Write the records below out again exactly as given, with no images.

INFORMATION PROVIDED:
┌──

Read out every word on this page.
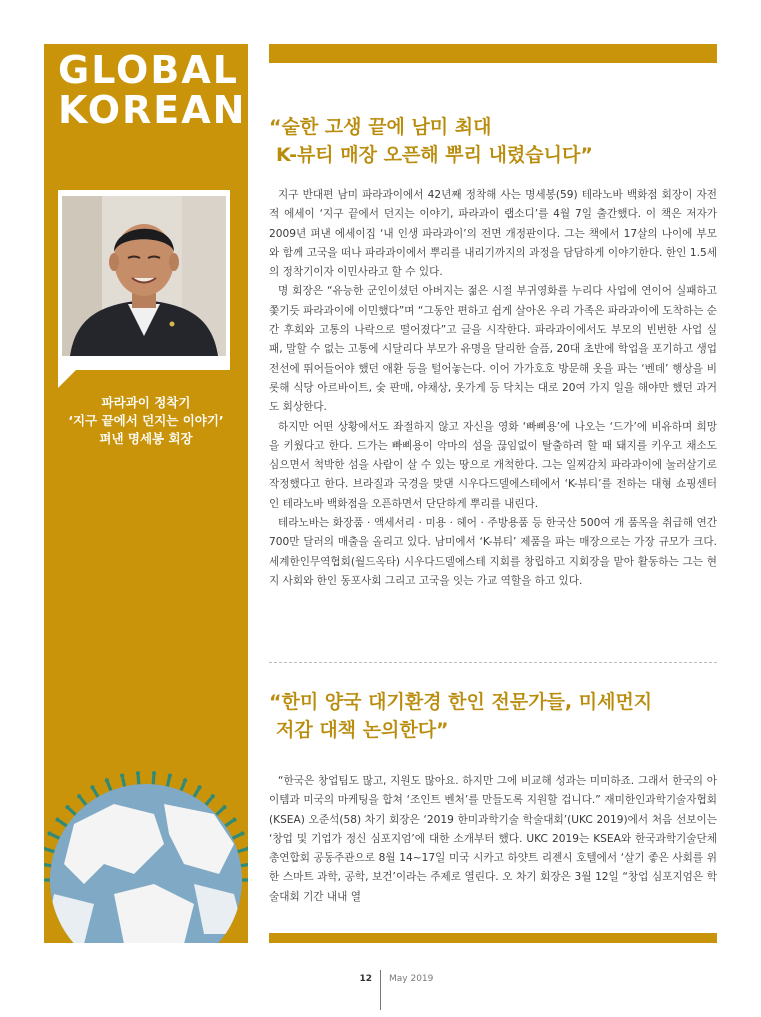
GLOBAL
KOREAN
파라과이 정착기
‘지구 끝에서 던지는 이야기’
펴낸 명세봉 회장
“숱한 고생 끝에 남미 최대
K-뷰티 매장 오픈해 뿌리 내렸습니다”

지구 반대편 남미 파라과이에서 42년째 정착해 사는 명세봉(59) 테라노바 백화점 회장이 자전적 에세이 ‘지구 끝에서 던지는 이야기, 파라과이 랩소디’를 4월 7일 출간했다. 이 책은 저자가 2009년 펴낸 에세이집 ‘내 인생 파라과이’의 전면 개정판이다. 그는 책에서 17살의 나이에 부모와 함께 고국을 떠나 파라과이에서 뿌리를 내리기까지의 과정을 담담하게 이야기한다. 한인 1.5세의 정착기이자 이민사라고 할 수 있다.

명 회장은 “유능한 군인이셨던 아버지는 젊은 시절 부귀영화를 누리다 사업에 연이어 실패하고 쫓기듯 파라과이에 이민했다”며 “그동안 편하고 쉽게 살아온 우리 가족은 파라과이에 도착하는 순간 후회와 고통의 나락으로 떨어졌다”고 글을 시작한다. 파라과이에서도 부모의 빈번한 사업 실패, 말할 수 없는 고통에 시달리다 부모가 유명을 달리한 슬픔, 20대 초반에 학업을 포기하고 생업 전선에 뛰어들어야 했던 애환 등을 털어놓는다. 이어 가가호호 방문해 옷을 파는 ‘벤데’ 행상을 비롯해 식당 아르바이트, 숯 판매, 야채상, 옷가게 등 닥치는 대로 20여 가지 일을 해야만 했던 과거도 회상한다.

하지만 어떤 상황에서도 좌절하지 않고 자신을 영화 ‘빠삐용’에 나오는 ‘드가’에 비유하며 희망을 키웠다고 한다. 드가는 빠삐용이 악마의 섬을 끊임없이 탈출하려 할 때 돼지를 키우고 채소도 심으면서 척박한 섬을 사람이 살 수 있는 땅으로 개척한다. 그는 일찌감치 파라과이에 눌러살기로 작정했다고 한다. 브라질과 국경을 맞댄 시우다드델에스테에서 ‘K-뷰티’를 전하는 대형 쇼핑센터인 테라노바 백화점을 오픈하면서 단단하게 뿌리를 내린다.

테라노바는 화장품 · 액세서리 · 미용 · 헤어 · 주방용품 등 한국산 500여 개 품목을 취급해 연간 700만 달러의 매출을 올리고 있다. 남미에서 ‘K-뷰티’ 제품을 파는 매장으로는 가장 규모가 크다. 세계한인무역협회(월드옥타) 시우다드델에스테 지회를 창립하고 지회장을 맡아 활동하는 그는 현지 사회와 한인 동포사회 그리고 고국을 잇는 가교 역할을 하고 있다.

“한미 양국 대기환경 한인 전문가들, 미세먼지
저감 대책 논의한다”

“한국은 창업팀도 많고, 지원도 많아요. 하지만 그에 비교해 성과는 미미하죠. 그래서 한국의 아이템과 미국의 마케팅을 합쳐 ‘조인트 벤처’를 만들도록 지원할 겁니다.” 재미한인과학기술자협회(KSEA) 오준석(58) 차기 회장은 ‘2019 한미과학기술 학술대회’(UKC 2019)에서 처음 선보이는 ‘창업 및 기업가 정신 심포지엄’에 대한 소개부터 했다. UKC 2019는 KSEA와 한국과학기술단체총연합회 공동주관으로 8월 14~17일 미국 시카고 하얏트 리젠시 호텔에서 ‘살기 좋은 사회를 위한 스마트 과학, 공학, 보건’이라는 주제로 열린다. 오 차기 회장은 3월 12일 “창업 심포지엄은 학술대회 기간 내내 열

12 May 2019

└──

WRITTEN SOLUTION:
Read out every word on this page.
GLOBAL
KOREAN
파라과이 정착기
‘지구 끝에서 던지는 이야기’
펴낸 명세봉 회장
“숱한 고생 끝에 남미 최대
K-뷰티 매장 오픈해 뿌리 내렸습니다”

지구 반대편 남미 파라과이에서 42년째 정착해 사는 명세봉(59) 테라노바 백화점 회장이 자전적 에세이 ‘지구 끝에서 던지는 이야기, 파라과이 랩소디’를 4월 7일 출간했다. 이 책은 저자가 2009년 펴낸 에세이집 ‘내 인생 파라과이’의 전면 개정판이다. 그는 책에서 17살의 나이에 부모와 함께 고국을 떠나 파라과이에서 뿌리를 내리기까지의 과정을 담담하게 이야기한다. 한인 1.5세의 정착기이자 이민사라고 할 수 있다.

명 회장은 “유능한 군인이셨던 아버지는 젊은 시절 부귀영화를 누리다 사업에 연이어 실패하고 쫓기듯 파라과이에 이민했다”며 “그동안 편하고 쉽게 살아온 우리 가족은 파라과이에 도착하는 순간 후회와 고통의 나락으로 떨어졌다”고 글을 시작한다. 파라과이에서도 부모의 빈번한 사업 실패, 말할 수 없는 고통에 시달리다 부모가 유명을 달리한 슬픔, 20대 초반에 학업을 포기하고 생업 전선에 뛰어들어야 했던 애환 등을 털어놓는다. 이어 가가호호 방문해 옷을 파는 ‘벤데’ 행상을 비롯해 식당 아르바이트, 숯 판매, 야채상, 옷가게 등 닥치는 대로 20여 가지 일을 해야만 했던 과거도 회상한다.

하지만 어떤 상황에서도 좌절하지 않고 자신을 영화 ‘빠삐용’에 나오는 ‘드가’에 비유하며 희망을 키웠다고 한다. 드가는 빠삐용이 악마의 섬을 끊임없이 탈출하려 할 때 돼지를 키우고 채소도 심으면서 척박한 섬을 사람이 살 수 있는 땅으로 개척한다. 그는 일찌감치 파라과이에 눌러살기로 작정했다고 한다. 브라질과 국경을 맞댄 시우다드델에스테에서 ‘K-뷰티’를 전하는 대형 쇼핑센터인 테라노바 백화점을 오픈하면서 단단하게 뿌리를 내린다.

테라노바는 화장품 · 액세서리 · 미용 · 헤어 · 주방용품 등 한국산 500여 개 품목을 취급해 연간 700만 달러의 매출을 올리고 있다. 남미에서 ‘K-뷰티’ 제품을 파는 매장으로는 가장 규모가 크다. 세계한인무역협회(월드옥타) 시우다드델에스테 지회를 창립하고 지회장을 맡아 활동하는 그는 현지 사회와 한인 동포사회 그리고 고국을 잇는 가교 역할을 하고 있다.

“한미 양국 대기환경 한인 전문가들, 미세먼지
저감 대책 논의한다”

“한국은 창업팀도 많고, 지원도 많아요. 하지만 그에 비교해 성과는 미미하죠. 그래서 한국의 아이템과 미국의 마케팅을 합쳐 ‘조인트 벤처’를 만들도록 지원할 겁니다.” 재미한인과학기술자협회(KSEA) 오준석(58) 차기 회장은 ‘2019 한미과학기술 학술대회’(UKC 2019)에서 처음 선보이는 ‘창업 및 기업가 정신 심포지엄’에 대한 소개부터 했다. UKC 2019는 KSEA와 한국과학기술단체총연합회 공동주관으로 8월 14~17일 미국 시카고 하얏트 리젠시 호텔에서 ‘살기 좋은 사회를 위한 스마트 과학, 공학, 보건’이라는 주제로 열린다. 오 차기 회장은 3월 12일 “창업 심포지엄은 학술대회 기간 내내 열

12 May 2019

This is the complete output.